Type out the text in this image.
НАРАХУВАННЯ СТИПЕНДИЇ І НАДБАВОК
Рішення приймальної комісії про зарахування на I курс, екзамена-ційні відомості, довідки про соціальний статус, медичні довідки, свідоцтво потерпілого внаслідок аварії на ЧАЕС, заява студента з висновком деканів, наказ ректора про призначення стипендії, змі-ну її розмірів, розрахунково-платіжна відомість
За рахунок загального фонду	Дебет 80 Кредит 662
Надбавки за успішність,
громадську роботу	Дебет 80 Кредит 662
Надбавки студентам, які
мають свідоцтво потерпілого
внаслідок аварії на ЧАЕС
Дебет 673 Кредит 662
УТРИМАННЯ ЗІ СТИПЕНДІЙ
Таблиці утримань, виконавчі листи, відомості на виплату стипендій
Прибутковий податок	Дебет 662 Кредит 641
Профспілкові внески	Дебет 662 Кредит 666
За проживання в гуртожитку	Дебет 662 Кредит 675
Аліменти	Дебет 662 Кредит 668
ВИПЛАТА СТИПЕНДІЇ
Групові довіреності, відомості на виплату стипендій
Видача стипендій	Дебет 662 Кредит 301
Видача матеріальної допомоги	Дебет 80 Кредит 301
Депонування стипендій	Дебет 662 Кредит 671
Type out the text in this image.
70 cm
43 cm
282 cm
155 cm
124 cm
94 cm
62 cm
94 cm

Exercise requirements:
Using the data above, repeat every line exactly.

Solution for this task:
Type out the text in this image.
НАРАХУВАННЯ СТИПЕНДИЇ І НАДБАВОК
Рішення приймальної комісії про зарахування на I курс, екзамена-ційні відомості, довідки про соціальний статус, медичні довідки, свідоцтво потерпілого внаслідок аварії на ЧАЕС, заява студента з висновком деканів, наказ ректора про призначення стипендії, змі-ну її розмірів, розрахунково-платіжна відомість
За рахунок загального фонду	Дебет 80 Кредит 662
Надбавки за успішність,
громадську роботу	Дебет 80 Кредит 662
Надбавки студентам, які
мають свідоцтво потерпілого
внаслідок аварії на ЧАЕС
Дебет 673 Кредит 662
УТРИМАННЯ ЗІ СТИПЕНДІЙ
Таблиці утримань, виконавчі листи, відомості на виплату стипендій
Прибутковий податок	Дебет 662 Кредит 641
Профспілкові внески	Дебет 662 Кредит 666
За проживання в гуртожитку	Дебет 662 Кредит 675
Аліменти	Дебет 662 Кредит 668
ВИПЛАТА СТИПЕНДІЇ
Групові довіреності, відомості на виплату стипендій
Видача стипендій	Дебет 662 Кредит 301
Видача матеріальної допомоги	Дебет 80 Кредит 301
Депонування стипендій	Дебет 662 Кредит 671
Type out the text in this image.
70 cm
43 cm
282 cm
155 cm
124 cm
94 cm
62 cm
94 cm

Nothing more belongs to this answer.